Data tied to figure images:

------------------------------

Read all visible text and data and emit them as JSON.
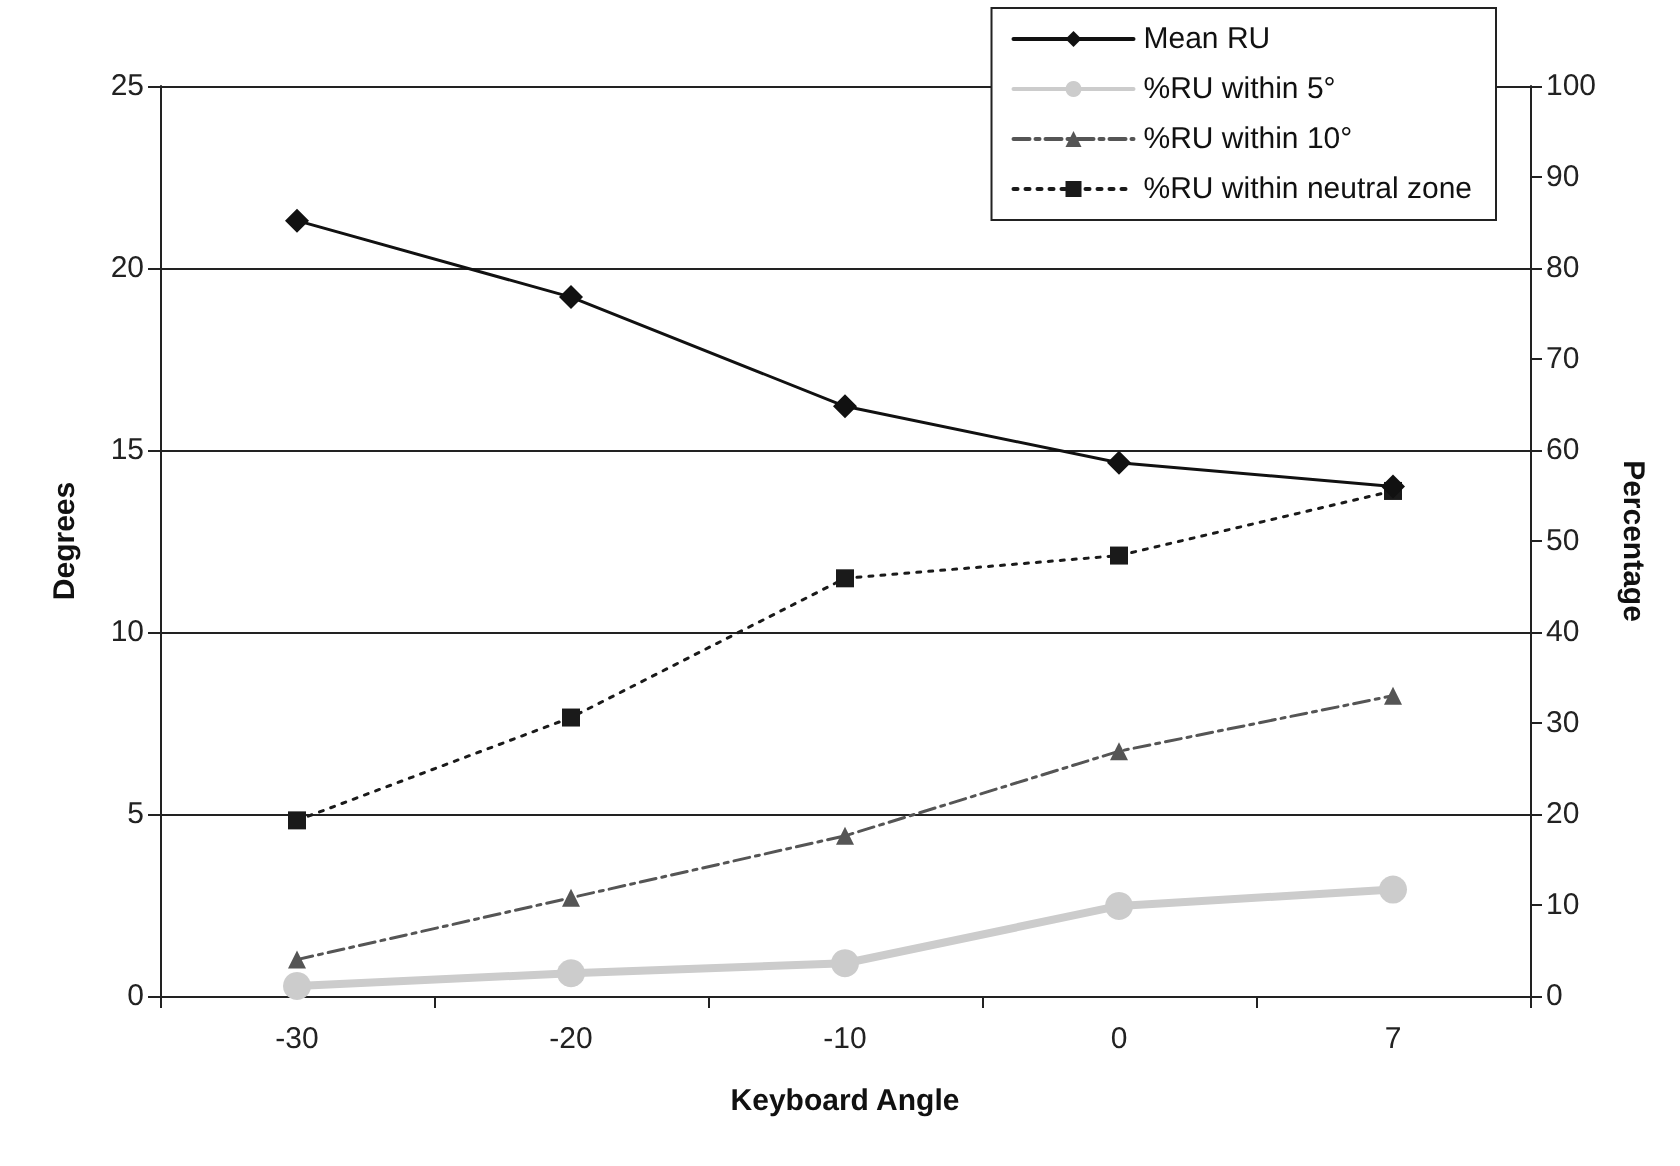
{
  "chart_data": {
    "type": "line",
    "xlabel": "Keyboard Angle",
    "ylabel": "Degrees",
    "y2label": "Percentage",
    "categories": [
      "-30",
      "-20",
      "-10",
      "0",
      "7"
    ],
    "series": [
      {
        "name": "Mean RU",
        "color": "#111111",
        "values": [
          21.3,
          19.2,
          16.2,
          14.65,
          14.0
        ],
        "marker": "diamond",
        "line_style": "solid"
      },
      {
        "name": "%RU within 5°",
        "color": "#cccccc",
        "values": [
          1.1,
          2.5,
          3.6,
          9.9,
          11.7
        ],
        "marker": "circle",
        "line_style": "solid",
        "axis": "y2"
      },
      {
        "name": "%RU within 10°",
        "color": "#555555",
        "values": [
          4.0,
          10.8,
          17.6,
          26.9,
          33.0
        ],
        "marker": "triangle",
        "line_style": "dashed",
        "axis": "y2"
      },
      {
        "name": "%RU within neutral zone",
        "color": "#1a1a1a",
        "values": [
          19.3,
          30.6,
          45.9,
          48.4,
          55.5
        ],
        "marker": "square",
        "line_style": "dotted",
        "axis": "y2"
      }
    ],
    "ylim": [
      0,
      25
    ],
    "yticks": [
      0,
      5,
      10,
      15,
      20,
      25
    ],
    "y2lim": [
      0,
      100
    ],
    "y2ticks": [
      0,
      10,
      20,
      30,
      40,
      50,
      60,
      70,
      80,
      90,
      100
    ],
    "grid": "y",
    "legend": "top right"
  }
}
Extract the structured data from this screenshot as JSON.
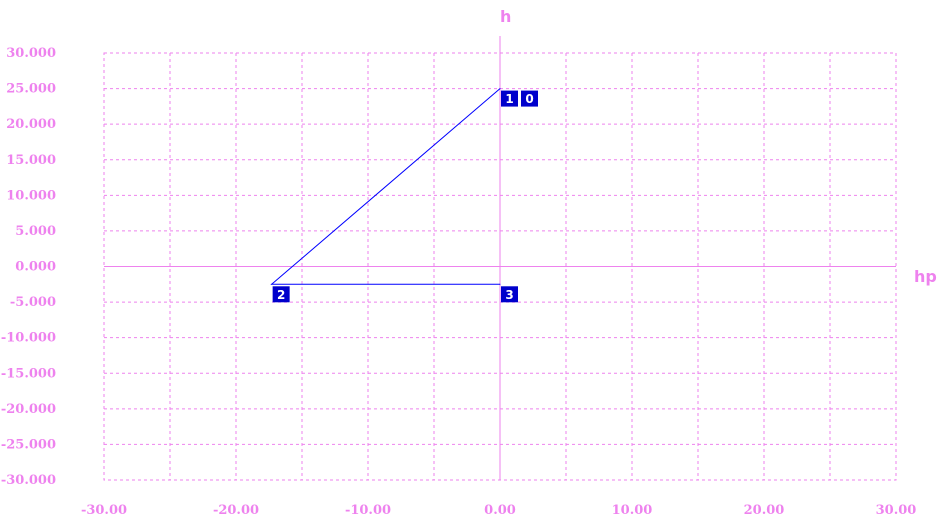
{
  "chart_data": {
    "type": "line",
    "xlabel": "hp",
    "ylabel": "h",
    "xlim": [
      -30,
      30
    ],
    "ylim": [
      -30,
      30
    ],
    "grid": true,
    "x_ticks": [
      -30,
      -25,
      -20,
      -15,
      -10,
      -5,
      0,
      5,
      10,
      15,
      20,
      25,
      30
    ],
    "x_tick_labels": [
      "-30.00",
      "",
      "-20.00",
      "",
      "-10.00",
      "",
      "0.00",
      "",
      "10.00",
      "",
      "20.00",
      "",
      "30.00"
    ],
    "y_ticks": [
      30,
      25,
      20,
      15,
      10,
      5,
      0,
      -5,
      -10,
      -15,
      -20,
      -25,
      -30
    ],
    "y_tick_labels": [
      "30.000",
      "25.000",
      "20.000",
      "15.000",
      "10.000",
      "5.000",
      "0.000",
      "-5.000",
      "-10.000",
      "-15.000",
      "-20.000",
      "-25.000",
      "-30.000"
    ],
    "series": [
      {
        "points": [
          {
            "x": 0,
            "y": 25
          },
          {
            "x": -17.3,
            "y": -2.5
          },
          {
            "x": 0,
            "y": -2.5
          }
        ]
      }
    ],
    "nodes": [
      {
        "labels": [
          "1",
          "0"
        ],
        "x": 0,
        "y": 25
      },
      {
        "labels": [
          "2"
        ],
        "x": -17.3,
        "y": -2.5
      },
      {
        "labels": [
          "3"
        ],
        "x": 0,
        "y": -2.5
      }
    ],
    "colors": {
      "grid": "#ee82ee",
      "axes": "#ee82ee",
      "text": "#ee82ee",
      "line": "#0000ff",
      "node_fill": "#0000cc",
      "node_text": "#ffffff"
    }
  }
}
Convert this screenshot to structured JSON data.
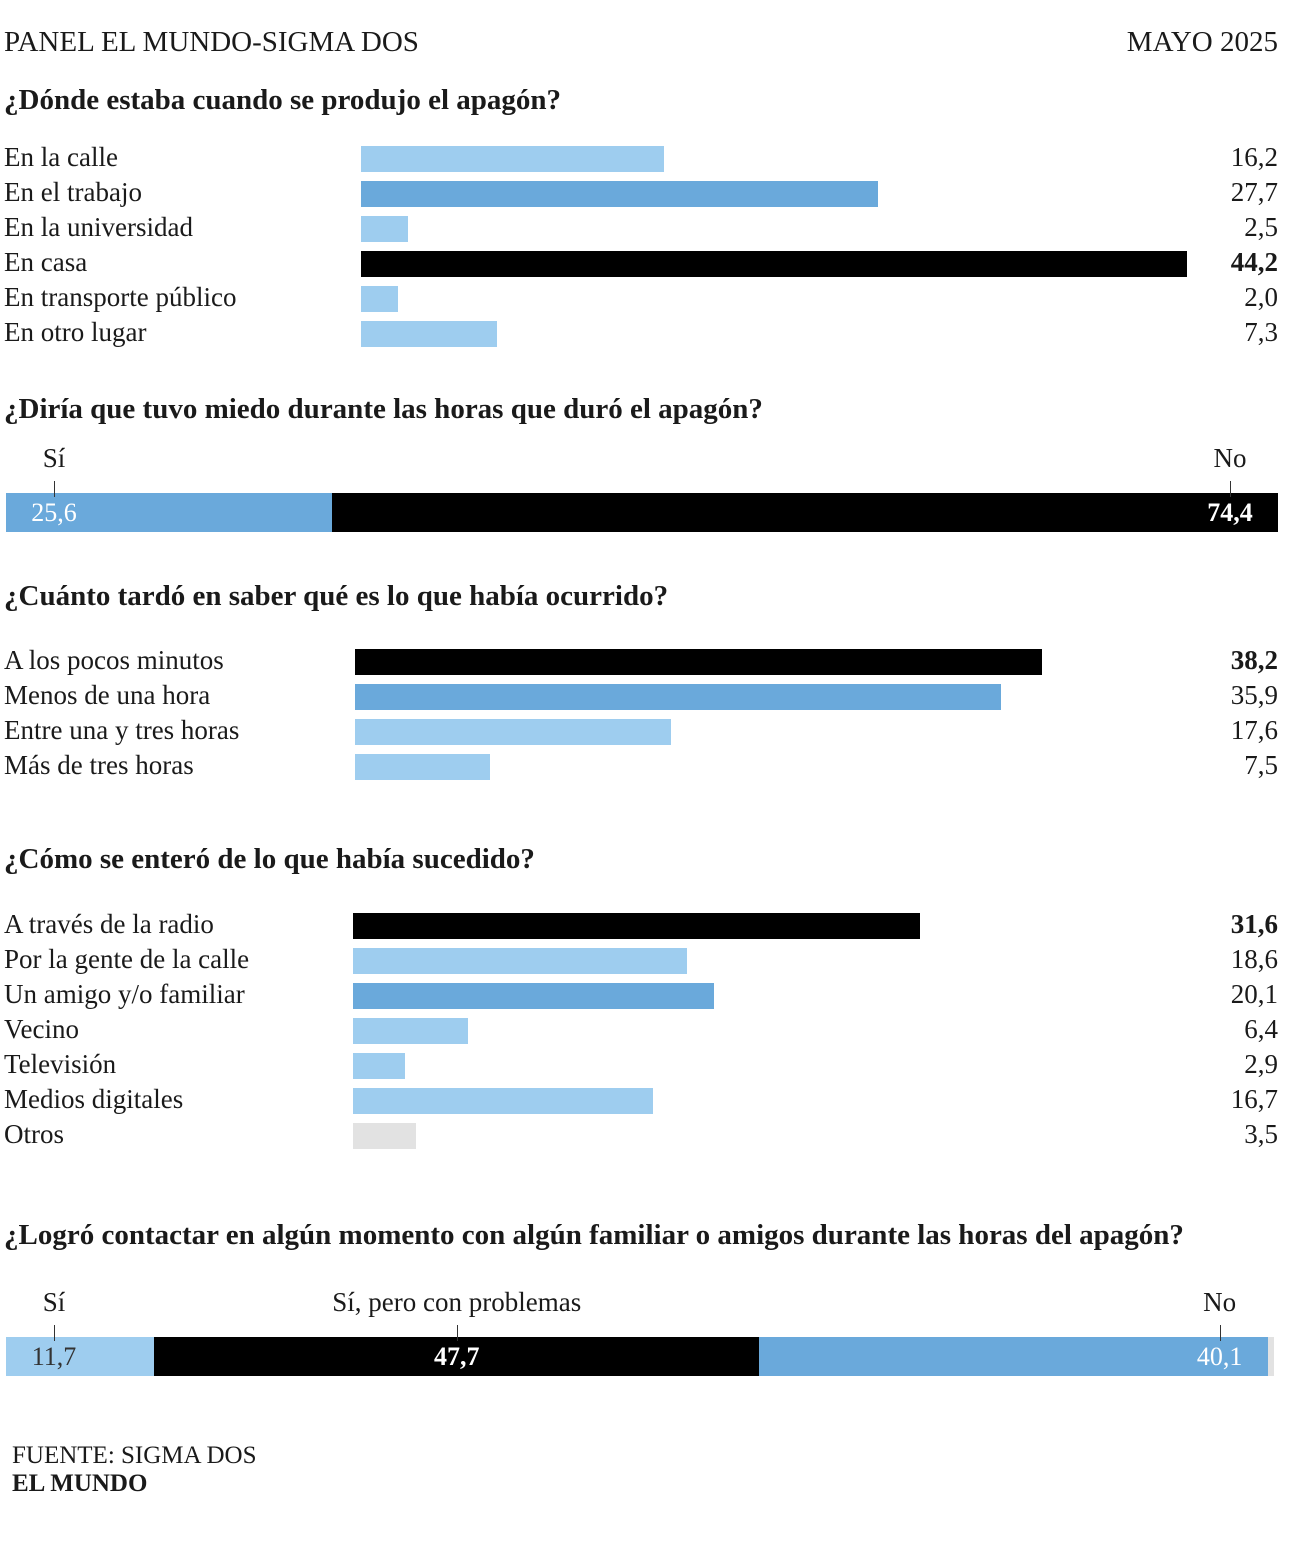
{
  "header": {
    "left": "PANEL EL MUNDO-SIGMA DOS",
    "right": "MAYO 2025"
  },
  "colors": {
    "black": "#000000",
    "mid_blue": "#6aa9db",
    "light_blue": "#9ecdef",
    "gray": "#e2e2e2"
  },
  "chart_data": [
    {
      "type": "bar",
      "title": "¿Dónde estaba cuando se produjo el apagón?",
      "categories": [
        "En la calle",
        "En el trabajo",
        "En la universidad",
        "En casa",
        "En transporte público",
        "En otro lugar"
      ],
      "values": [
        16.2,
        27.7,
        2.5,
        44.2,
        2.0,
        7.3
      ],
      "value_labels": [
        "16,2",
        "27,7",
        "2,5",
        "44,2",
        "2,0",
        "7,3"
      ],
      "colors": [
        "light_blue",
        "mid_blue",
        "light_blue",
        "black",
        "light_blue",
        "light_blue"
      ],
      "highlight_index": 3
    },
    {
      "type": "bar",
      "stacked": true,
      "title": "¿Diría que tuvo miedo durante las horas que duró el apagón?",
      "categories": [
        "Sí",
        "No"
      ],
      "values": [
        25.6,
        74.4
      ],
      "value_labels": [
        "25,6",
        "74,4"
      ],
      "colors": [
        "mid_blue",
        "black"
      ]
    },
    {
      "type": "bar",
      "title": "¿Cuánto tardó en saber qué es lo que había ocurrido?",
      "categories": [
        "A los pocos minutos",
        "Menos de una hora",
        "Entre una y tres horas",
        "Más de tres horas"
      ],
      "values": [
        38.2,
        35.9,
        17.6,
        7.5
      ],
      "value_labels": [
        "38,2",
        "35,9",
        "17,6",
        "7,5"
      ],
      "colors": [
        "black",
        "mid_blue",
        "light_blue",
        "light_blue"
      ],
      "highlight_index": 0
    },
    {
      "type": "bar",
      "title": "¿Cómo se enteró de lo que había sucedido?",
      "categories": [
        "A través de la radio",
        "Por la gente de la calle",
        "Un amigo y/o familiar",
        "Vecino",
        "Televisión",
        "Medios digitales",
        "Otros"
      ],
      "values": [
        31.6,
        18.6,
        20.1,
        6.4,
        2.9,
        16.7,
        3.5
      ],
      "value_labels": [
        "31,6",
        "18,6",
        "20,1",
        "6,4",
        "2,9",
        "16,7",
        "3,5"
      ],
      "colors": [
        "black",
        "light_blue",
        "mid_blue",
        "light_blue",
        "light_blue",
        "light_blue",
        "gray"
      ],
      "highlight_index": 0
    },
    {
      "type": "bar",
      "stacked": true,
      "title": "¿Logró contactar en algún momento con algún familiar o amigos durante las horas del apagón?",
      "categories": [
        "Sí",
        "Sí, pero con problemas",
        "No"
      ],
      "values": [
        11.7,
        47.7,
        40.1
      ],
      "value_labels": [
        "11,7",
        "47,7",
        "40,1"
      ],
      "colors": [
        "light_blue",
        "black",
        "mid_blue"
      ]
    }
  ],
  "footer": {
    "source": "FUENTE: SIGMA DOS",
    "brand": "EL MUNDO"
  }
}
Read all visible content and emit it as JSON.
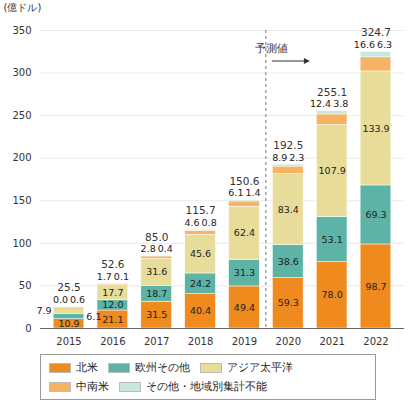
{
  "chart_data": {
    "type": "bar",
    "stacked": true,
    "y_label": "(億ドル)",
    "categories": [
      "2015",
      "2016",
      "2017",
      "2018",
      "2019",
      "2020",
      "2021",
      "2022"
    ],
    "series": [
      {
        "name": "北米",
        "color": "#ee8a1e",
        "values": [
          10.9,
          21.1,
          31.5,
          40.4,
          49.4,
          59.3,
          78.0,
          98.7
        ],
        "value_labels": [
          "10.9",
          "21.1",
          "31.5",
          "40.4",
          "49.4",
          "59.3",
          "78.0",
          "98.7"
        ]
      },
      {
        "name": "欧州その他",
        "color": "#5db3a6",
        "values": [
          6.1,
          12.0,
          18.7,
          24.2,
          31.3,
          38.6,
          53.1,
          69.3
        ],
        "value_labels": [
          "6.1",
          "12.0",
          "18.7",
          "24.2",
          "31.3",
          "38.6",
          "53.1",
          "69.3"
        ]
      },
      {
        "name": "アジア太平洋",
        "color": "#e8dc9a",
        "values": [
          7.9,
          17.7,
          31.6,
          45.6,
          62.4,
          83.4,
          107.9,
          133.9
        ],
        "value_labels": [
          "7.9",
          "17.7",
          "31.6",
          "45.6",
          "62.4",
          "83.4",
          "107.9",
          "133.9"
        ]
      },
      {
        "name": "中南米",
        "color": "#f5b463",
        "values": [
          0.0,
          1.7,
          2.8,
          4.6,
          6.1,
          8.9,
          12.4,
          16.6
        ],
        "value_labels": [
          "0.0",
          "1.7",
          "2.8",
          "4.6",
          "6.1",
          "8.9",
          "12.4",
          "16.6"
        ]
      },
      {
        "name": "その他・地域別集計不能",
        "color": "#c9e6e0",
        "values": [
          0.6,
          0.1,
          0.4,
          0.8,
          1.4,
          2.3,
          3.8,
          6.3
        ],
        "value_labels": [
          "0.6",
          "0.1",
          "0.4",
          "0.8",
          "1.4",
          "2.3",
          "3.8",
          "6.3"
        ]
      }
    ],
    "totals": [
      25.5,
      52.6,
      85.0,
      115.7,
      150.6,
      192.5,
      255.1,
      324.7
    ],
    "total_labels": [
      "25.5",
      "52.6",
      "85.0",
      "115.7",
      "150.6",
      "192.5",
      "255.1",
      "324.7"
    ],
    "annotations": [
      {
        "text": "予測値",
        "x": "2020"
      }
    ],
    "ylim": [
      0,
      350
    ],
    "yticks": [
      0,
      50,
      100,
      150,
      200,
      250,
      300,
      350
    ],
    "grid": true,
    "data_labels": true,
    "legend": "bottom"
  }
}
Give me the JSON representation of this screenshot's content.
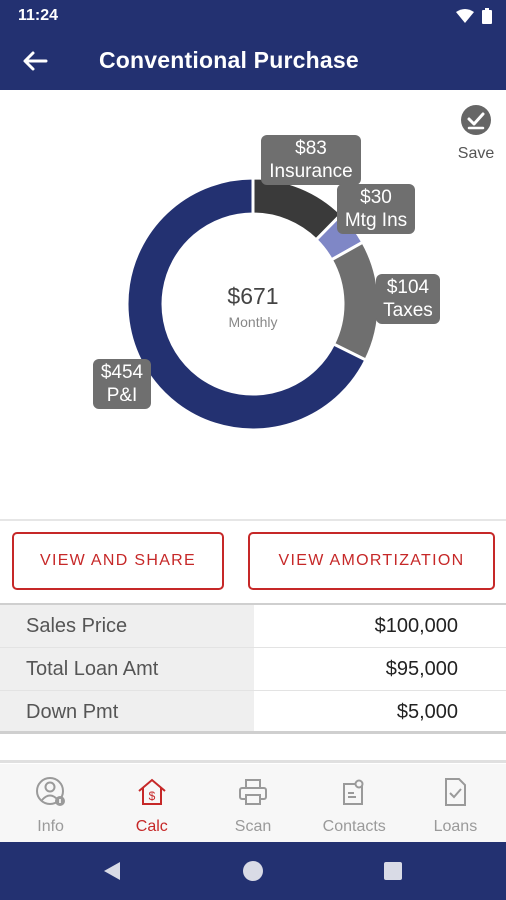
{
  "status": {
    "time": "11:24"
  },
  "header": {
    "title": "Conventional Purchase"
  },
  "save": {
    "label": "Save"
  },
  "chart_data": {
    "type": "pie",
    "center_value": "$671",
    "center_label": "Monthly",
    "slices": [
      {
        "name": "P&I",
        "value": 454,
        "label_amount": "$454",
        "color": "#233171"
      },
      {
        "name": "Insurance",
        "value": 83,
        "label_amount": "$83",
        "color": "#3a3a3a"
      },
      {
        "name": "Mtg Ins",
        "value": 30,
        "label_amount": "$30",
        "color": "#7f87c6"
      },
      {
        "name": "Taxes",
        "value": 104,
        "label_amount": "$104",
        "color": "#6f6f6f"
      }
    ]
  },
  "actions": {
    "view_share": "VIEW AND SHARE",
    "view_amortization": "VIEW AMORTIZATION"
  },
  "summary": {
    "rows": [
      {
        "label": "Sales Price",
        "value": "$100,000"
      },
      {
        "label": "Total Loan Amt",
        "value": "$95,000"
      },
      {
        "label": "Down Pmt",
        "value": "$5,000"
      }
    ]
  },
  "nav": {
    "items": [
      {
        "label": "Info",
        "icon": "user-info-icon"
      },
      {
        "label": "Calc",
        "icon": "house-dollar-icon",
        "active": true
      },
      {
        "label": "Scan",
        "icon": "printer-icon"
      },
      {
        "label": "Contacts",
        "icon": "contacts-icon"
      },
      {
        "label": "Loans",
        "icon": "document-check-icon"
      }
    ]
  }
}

------------------------------

> **Aim**:
Copy all lines from the data that hold the word "visible".

> **Exercise output**:
Read all visible text and data and emit them as JSON.
Read all visible content and emit it as JSON.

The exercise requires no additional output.